= Stated problem =
Transcribe the records that follow exactly. Skip the pictures.

════════════════════

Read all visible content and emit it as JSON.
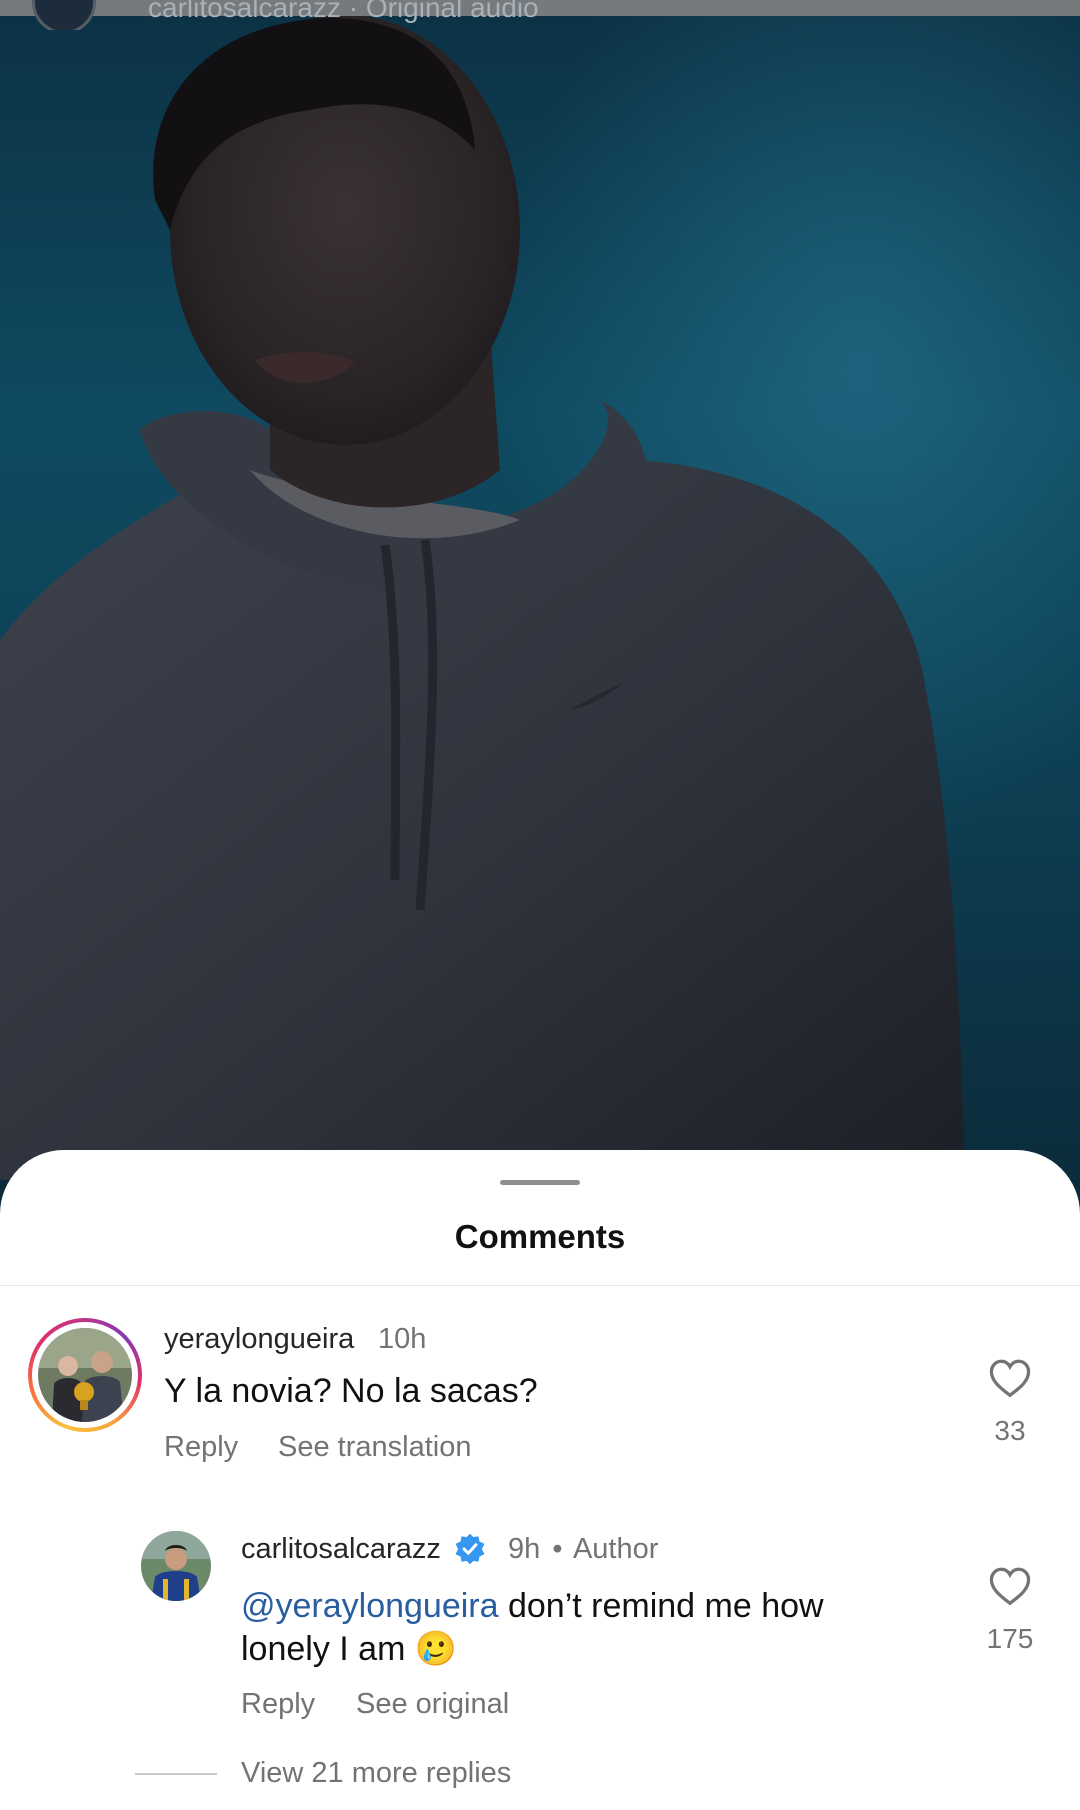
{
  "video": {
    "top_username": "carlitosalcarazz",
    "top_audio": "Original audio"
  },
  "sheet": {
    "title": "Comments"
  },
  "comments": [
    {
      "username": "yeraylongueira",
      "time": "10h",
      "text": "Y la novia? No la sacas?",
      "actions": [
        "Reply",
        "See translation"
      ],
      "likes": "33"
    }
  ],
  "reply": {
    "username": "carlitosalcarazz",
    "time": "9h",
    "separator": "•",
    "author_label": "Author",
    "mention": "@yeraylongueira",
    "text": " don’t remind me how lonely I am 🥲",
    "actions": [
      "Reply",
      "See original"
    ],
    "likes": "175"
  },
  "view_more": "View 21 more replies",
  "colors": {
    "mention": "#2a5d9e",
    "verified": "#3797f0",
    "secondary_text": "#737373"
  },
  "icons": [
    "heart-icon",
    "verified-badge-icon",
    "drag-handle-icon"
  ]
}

════════════════════

= Result for this exercise =
Read all visible content and emit it as JSON.
{
  "video": {
    "top_username": "carlitosalcarazz",
    "top_audio": "Original audio"
  },
  "sheet": {
    "title": "Comments"
  },
  "comments": [
    {
      "username": "yeraylongueira",
      "time": "10h",
      "text": "Y la novia? No la sacas?",
      "actions": [
        "Reply",
        "See translation"
      ],
      "likes": "33"
    }
  ],
  "reply": {
    "username": "carlitosalcarazz",
    "time": "9h",
    "separator": "•",
    "author_label": "Author",
    "mention": "@yeraylongueira",
    "text": " don’t remind me how lonely I am 🥲",
    "actions": [
      "Reply",
      "See original"
    ],
    "likes": "175"
  },
  "view_more": "View 21 more replies",
  "colors": {
    "mention": "#2a5d9e",
    "verified": "#3797f0",
    "secondary_text": "#737373"
  },
  "icons": [
    "heart-icon",
    "verified-badge-icon",
    "drag-handle-icon"
  ]
}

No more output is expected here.